▸ Aim 1:
Return the following README on the Naive Bayes and decision tree classifiers in full, without any changes.

Data Mining: Naive Bayes and Decision Tree Classifiers

Naive Bayes and Decision Tree Classifiers Implemented with Scikit-Learn and Graphviz Visualization
Datasets:
- News (subset of 20 Newsgroups dataset, with testing label)
- Mushroom (with testing label)
- Income (UCI Adult Income dataset, with no testing label)

Environment

< scikit-learn 0.20.1 >
< numpy 1.15.4 >
< pandas 0.23.4 >
< Python 3.7 >
< tqdm 4.28.1 > (optional - progress bar)
< graphviz 0.10.1 > (optional - visualization)

File Description

.
├── src/
|   ├── classifiers.py ----------> Implementation of the naive bayes and decision tree classifiers
|   ├── data_loader.py ----------> Data loader that handles the reading and preprocessing of all 3 datasets
|   └── runner.py ---------------> Runner that runs all modes: train + evaluate, search optimal model, visualize model, etc.

▸ Aim 2:
In the entries, update every line from the one containing "- data-point: [963, 120, 977, 133]" through the end of the entries, replacing "x-tick-label" with "x-axis-label" and keeping everything else the same. Give back only those lines, and omit the pictures.

▸ Exercise material:
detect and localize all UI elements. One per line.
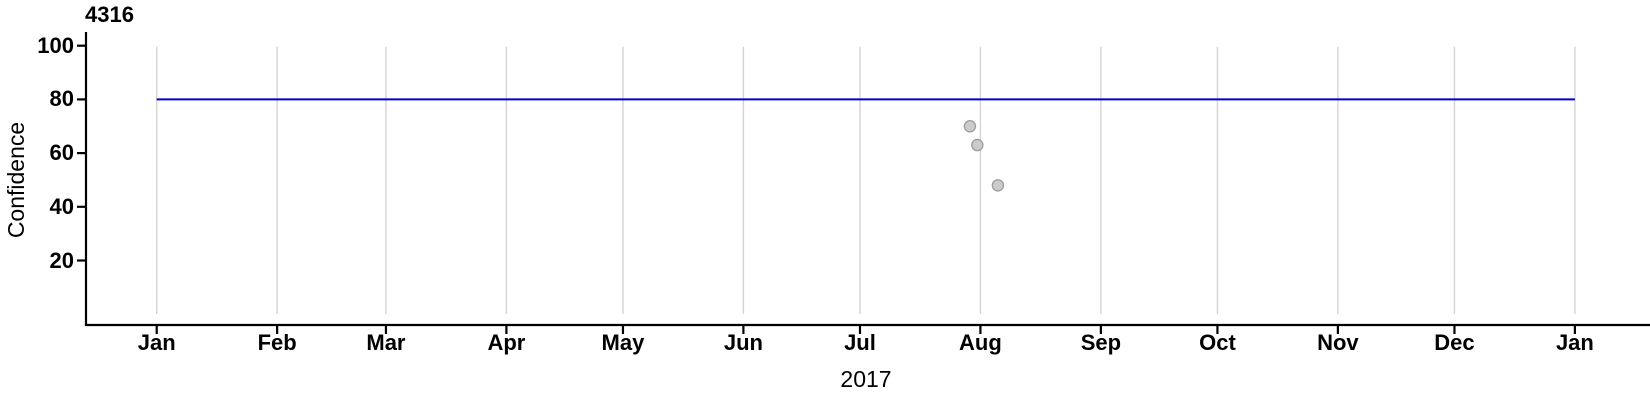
- data-point: [963, 120, 977, 133]
- y-tick-label: 60: [49, 140, 74, 166]
- x-tick-label: Sep: [1080, 330, 1122, 355]
- chart-title: 4316: [85, 2, 134, 27]
- x-tick-label: Apr: [487, 330, 526, 355]
- data-point: [991, 179, 1005, 192]
- x-tick-label: Jan: [1555, 330, 1594, 355]
- x-tick-label: Jun: [723, 330, 763, 355]
- data-point: [971, 138, 984, 152]
- x-tick-label: May: [601, 330, 645, 355]
- y-tick-label: 40: [49, 193, 74, 219]
- y-tick-label: 20: [49, 247, 74, 273]
- x-tick-label: Mar: [366, 330, 406, 355]
- x-axis-title: 2017: [840, 366, 892, 392]
- x-tick-label: Dec: [1434, 330, 1475, 355]
- x-tick-label: Nov: [1317, 330, 1359, 355]
- x-tick-label: Feb: [257, 330, 297, 355]
- x-tick-label: Aug: [959, 330, 1002, 355]
- y-tick-label: 80: [49, 86, 74, 112]
- x-tick-label: Oct: [1199, 330, 1236, 355]
- x-tick-label: Jan: [137, 330, 176, 355]
- y-tick-label: 100: [37, 32, 74, 58]
- x-tick-label: Jul: [844, 330, 876, 355]
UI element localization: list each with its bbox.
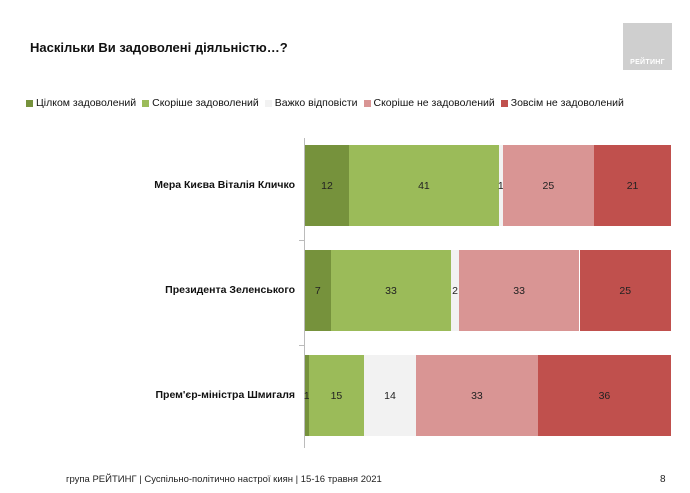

▸ Full answer 1:
Data Mining: Naive Bayes and Decision Tree Classifiers

Naive Bayes and Decision Tree Classifiers Implemented with Scikit-Learn and Graphviz Visualization
Datasets:
- News (subset of 20 Newsgroups dataset, with testing label)
- Mushroom (with testing label)
- Income (UCI Adult Income dataset, with no testing label)

Environment

< scikit-learn 0.20.1 >
< numpy 1.15.4 >
< pandas 0.23.4 >
< Python 3.7 >
< tqdm 4.28.1 > (optional - progress bar)
< graphviz 0.10.1 > (optional - visualization)

File Description

.
├── src/
|   ├── classifiers.py ----------> Implementation of the naive bayes and decision tree classifiers
|   ├── data_loader.py ----------> Data loader that handles the reading and preprocessing of all 3 datasets
|   └── runner.py ---------------> Runner that runs all modes: train + evaluate, search optimal model, visualize model, etc.

▸ Full answer 2:
- data-point: [963, 120, 977, 133]
- y-tick-label: 60: [49, 140, 74, 166]
- x-axis-label: Sep: [1080, 330, 1122, 355]
- chart-title: 4316: [85, 2, 134, 27]
- x-axis-label: Apr: [487, 330, 526, 355]
- data-point: [991, 179, 1005, 192]
- x-axis-label: Jan: [1555, 330, 1594, 355]
- x-axis-label: Jun: [723, 330, 763, 355]
- data-point: [971, 138, 984, 152]
- x-axis-label: May: [601, 330, 645, 355]
- y-tick-label: 40: [49, 193, 74, 219]
- y-tick-label: 20: [49, 247, 74, 273]
- x-axis-label: Mar: [366, 330, 406, 355]
- x-axis-title: 2017: [840, 366, 892, 392]
- x-axis-label: Dec: [1434, 330, 1475, 355]
- x-axis-label: Nov: [1317, 330, 1359, 355]
- x-axis-label: Feb: [257, 330, 297, 355]
- x-axis-label: Aug: [959, 330, 1002, 355]
- y-tick-label: 80: [49, 86, 74, 112]
- x-axis-label: Oct: [1199, 330, 1236, 355]
- x-axis-label: Jan: [137, 330, 176, 355]
- y-tick-label: 100: [37, 32, 74, 58]
- x-axis-label: Jul: [844, 330, 876, 355]
UI element localization: list each with its bbox.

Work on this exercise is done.